— Exercise —
From the listing, collect all lines containing the word "this".

— Dataset entries —
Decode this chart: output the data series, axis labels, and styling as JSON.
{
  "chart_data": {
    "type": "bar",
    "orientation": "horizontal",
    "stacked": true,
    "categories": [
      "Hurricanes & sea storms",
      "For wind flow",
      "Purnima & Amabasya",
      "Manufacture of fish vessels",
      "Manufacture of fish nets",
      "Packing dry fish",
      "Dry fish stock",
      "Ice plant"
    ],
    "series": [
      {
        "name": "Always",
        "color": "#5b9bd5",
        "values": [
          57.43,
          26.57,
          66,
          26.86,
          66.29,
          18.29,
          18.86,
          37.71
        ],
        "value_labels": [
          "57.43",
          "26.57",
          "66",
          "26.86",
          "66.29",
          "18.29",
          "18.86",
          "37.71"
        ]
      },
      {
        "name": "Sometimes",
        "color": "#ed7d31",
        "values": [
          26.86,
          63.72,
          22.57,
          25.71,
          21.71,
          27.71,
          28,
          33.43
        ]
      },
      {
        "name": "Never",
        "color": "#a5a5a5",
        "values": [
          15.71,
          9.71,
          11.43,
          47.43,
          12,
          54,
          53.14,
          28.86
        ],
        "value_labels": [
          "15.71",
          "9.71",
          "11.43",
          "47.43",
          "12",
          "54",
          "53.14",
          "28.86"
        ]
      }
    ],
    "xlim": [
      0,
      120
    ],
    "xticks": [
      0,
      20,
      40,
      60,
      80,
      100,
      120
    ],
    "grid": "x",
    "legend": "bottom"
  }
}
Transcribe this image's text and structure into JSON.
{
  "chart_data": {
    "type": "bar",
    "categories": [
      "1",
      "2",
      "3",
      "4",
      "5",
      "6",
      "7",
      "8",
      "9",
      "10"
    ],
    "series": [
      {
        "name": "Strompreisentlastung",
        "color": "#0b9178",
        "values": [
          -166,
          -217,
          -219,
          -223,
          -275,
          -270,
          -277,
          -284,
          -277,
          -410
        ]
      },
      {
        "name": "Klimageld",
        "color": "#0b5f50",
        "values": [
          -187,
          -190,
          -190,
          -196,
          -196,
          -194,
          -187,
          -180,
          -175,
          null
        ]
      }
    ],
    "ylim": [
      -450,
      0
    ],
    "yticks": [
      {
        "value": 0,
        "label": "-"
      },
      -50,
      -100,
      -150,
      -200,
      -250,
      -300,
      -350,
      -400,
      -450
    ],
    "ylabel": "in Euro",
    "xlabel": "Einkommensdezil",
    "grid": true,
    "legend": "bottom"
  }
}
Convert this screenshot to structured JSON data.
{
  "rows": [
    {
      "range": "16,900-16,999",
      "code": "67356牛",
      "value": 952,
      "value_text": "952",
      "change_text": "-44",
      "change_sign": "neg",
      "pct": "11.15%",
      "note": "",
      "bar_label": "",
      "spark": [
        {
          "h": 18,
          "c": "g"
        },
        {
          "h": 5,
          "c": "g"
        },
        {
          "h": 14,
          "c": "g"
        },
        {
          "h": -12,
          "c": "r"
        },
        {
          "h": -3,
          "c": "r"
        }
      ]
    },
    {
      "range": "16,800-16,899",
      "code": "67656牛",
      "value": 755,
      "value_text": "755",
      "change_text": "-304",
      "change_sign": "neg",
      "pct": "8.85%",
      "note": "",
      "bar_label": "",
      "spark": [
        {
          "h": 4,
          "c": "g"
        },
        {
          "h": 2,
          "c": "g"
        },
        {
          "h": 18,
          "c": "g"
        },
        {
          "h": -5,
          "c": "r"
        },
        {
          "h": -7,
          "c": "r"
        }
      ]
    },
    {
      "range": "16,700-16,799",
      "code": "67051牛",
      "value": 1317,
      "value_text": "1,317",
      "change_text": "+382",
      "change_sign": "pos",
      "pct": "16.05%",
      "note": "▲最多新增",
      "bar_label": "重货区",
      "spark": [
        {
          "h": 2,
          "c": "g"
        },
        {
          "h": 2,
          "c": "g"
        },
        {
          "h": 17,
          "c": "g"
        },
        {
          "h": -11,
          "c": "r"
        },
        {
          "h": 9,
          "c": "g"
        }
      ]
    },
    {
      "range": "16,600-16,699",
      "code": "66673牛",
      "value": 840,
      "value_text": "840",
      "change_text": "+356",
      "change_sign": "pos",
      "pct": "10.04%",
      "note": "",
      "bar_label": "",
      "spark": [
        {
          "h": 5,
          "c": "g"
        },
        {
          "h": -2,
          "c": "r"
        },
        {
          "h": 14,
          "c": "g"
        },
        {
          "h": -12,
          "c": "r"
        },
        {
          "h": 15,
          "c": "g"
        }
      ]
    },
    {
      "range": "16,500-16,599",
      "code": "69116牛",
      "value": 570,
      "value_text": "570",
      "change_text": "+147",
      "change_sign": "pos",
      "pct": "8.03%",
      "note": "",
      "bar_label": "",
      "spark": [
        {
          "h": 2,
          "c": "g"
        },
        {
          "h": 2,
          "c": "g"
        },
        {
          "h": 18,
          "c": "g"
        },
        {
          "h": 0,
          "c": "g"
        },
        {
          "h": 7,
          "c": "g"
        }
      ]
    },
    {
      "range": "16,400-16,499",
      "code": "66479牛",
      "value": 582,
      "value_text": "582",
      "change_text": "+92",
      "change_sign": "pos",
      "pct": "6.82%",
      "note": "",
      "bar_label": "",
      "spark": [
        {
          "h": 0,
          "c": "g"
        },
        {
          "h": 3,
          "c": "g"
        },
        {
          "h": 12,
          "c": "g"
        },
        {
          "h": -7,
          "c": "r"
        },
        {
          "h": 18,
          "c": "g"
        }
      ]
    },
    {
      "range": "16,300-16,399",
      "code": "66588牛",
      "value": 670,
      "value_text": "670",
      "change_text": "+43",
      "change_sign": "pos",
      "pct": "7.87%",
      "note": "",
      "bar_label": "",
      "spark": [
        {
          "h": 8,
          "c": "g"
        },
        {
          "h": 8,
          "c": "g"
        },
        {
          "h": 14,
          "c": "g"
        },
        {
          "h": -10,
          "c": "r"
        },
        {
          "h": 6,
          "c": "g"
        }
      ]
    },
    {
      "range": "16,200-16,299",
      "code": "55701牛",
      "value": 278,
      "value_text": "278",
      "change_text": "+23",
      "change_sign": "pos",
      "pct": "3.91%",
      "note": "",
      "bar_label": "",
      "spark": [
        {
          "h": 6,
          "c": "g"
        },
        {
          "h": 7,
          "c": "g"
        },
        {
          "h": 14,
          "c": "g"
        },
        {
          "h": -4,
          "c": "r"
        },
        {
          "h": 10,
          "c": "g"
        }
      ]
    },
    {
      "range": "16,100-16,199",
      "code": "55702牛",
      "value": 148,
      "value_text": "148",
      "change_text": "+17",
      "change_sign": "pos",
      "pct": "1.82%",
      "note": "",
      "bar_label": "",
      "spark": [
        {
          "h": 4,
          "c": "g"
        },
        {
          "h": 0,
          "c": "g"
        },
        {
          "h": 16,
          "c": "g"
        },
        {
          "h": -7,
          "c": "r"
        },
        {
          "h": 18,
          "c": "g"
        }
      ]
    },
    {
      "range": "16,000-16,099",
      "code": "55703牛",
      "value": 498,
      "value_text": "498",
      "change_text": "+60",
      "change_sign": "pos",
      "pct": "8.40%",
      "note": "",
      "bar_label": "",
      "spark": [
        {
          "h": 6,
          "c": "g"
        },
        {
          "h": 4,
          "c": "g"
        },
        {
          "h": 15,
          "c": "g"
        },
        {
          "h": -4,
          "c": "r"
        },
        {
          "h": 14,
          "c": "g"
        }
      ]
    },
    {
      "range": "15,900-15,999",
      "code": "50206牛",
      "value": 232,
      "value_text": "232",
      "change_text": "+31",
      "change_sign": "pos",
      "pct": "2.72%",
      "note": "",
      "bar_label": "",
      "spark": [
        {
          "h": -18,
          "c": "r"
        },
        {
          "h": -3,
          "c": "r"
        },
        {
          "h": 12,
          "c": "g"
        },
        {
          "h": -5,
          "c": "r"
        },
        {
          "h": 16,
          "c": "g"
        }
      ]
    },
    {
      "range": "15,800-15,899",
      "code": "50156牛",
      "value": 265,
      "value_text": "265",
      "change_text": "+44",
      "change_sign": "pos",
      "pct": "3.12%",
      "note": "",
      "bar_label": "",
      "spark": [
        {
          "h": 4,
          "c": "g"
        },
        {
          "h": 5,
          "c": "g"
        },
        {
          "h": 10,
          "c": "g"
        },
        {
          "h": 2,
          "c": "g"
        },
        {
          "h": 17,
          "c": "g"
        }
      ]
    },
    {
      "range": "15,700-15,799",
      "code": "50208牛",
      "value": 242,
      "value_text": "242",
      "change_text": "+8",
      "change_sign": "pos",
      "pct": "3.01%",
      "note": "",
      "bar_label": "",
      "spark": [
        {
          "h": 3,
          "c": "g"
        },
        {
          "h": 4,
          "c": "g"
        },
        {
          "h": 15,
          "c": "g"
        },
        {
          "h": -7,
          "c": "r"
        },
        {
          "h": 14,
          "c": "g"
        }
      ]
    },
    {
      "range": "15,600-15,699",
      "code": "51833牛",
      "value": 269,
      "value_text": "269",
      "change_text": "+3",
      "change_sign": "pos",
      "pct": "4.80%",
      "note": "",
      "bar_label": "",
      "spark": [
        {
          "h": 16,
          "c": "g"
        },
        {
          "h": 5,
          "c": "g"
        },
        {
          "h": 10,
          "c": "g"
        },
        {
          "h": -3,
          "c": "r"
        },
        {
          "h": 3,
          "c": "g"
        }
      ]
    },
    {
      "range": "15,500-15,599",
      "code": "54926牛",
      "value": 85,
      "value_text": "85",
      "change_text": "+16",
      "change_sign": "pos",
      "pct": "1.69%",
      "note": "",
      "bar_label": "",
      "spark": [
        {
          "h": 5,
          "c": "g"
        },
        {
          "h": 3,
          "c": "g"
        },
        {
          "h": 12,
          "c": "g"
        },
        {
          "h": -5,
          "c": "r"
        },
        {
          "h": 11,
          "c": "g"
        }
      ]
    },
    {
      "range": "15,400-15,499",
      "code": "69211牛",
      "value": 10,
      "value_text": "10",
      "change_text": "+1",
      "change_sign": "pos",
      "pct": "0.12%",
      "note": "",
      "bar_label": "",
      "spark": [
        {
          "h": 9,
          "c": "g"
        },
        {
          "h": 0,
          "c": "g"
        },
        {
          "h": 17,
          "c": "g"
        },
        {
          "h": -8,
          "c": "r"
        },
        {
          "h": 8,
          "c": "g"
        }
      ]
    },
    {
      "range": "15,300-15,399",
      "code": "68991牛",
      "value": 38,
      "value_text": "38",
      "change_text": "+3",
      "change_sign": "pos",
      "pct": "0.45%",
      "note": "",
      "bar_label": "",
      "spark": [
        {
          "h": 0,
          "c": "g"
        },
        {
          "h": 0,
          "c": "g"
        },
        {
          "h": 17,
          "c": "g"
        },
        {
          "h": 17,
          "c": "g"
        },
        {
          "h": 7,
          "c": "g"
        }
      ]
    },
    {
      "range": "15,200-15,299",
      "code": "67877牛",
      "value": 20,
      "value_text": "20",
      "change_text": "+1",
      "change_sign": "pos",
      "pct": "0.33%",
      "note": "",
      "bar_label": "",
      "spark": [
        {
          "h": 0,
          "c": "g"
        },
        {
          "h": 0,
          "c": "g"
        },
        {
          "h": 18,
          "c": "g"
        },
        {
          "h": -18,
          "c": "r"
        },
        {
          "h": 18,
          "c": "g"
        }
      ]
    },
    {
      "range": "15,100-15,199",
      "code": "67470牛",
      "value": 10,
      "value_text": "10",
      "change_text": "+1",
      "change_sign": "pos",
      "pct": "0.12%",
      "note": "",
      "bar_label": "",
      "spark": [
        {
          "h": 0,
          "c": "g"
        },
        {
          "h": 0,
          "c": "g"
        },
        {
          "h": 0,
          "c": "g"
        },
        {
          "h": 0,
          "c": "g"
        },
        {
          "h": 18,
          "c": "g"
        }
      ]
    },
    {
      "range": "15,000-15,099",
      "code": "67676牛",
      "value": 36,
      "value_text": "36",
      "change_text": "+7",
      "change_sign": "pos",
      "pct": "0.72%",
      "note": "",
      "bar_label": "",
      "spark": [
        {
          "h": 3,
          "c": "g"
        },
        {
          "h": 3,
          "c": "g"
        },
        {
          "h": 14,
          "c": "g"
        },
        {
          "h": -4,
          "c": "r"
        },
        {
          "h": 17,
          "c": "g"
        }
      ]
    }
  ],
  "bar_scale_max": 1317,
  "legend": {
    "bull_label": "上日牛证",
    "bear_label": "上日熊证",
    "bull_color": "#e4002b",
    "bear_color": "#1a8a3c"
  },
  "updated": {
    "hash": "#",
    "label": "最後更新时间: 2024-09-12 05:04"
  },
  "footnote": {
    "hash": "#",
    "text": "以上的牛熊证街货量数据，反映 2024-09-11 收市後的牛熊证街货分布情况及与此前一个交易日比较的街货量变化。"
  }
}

— Response —
Decode this chart: output the data series, axis labels, and styling as JSON.
Transcribe this image's text and structure into JSON.
Convert this screenshot to structured JSON data.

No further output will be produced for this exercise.